_Written instruction_
Scan the entries below. List each line with "Tuesday".

_Records to process_
____________
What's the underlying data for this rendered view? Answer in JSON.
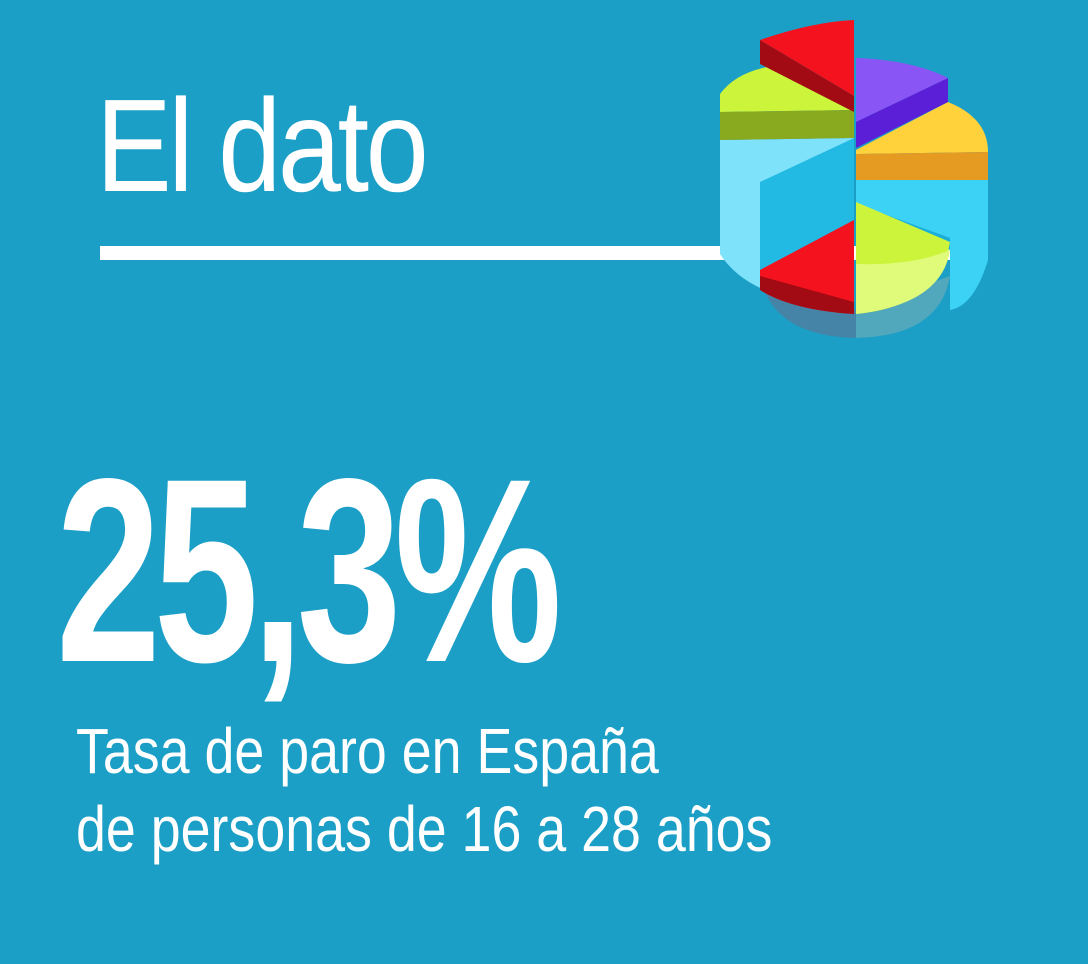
{
  "header": {
    "title": "El dato"
  },
  "highlight": {
    "value": "25,3%",
    "caption_line_1": "Tasa de paro en España",
    "caption_line_2": "de personas de 16 a 28 años"
  },
  "graphic": {
    "icon": "pie-chart-3d-icon"
  },
  "colors": {
    "background": "#1b9fc6",
    "text": "#ffffff",
    "red": "#f5121f",
    "red_dark": "#a30b14",
    "purple": "#8a55f5",
    "purple_dark": "#5a1fd6",
    "yellow": "#ffd23c",
    "orange": "#e59a22",
    "lime": "#cbf43a",
    "lime_dark": "#89a91f",
    "cyan": "#3cd2f6",
    "cyan_dark": "#1aaed8",
    "cyan_light": "#7ee2fb",
    "lime_light": "#dffb79",
    "shadow": "#4d7fa1"
  }
}
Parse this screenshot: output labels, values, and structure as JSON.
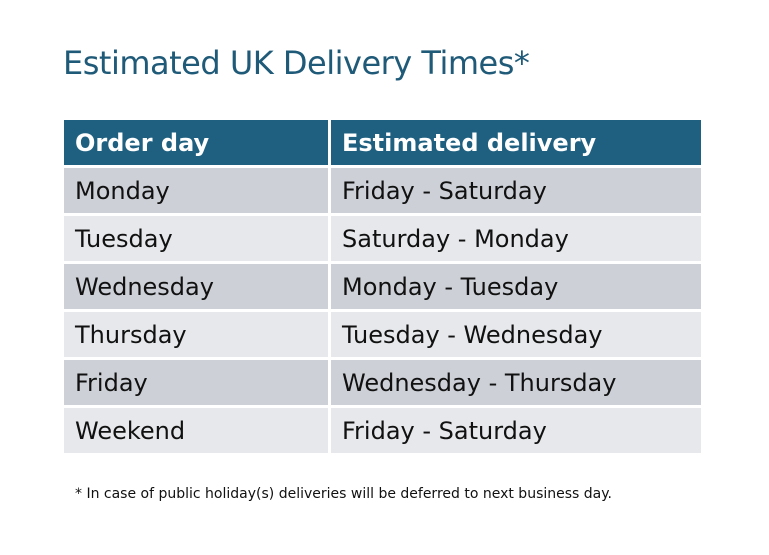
{
  "title": "Estimated UK Delivery Times*",
  "table": {
    "headers": [
      "Order day",
      "Estimated delivery"
    ],
    "rows": [
      [
        "Monday",
        "Friday - Saturday"
      ],
      [
        "Tuesday",
        "Saturday - Monday"
      ],
      [
        "Wednesday",
        "Monday - Tuesday"
      ],
      [
        "Thursday",
        "Tuesday - Wednesday"
      ],
      [
        "Friday",
        "Wednesday - Thursday"
      ],
      [
        "Weekend",
        "Friday - Saturday"
      ]
    ]
  },
  "footnote": "* In case of public holiday(s) deliveries will be deferred to next business day.",
  "colors": {
    "header": "#1f6080",
    "title": "#1f5a78",
    "row_dark": "#cdd1d7",
    "row_light": "#e6e8eb"
  }
}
____________
_Exercise response_
        "Tuesday",
        "Monday - Tuesday"
        "Tuesday - Wednesday"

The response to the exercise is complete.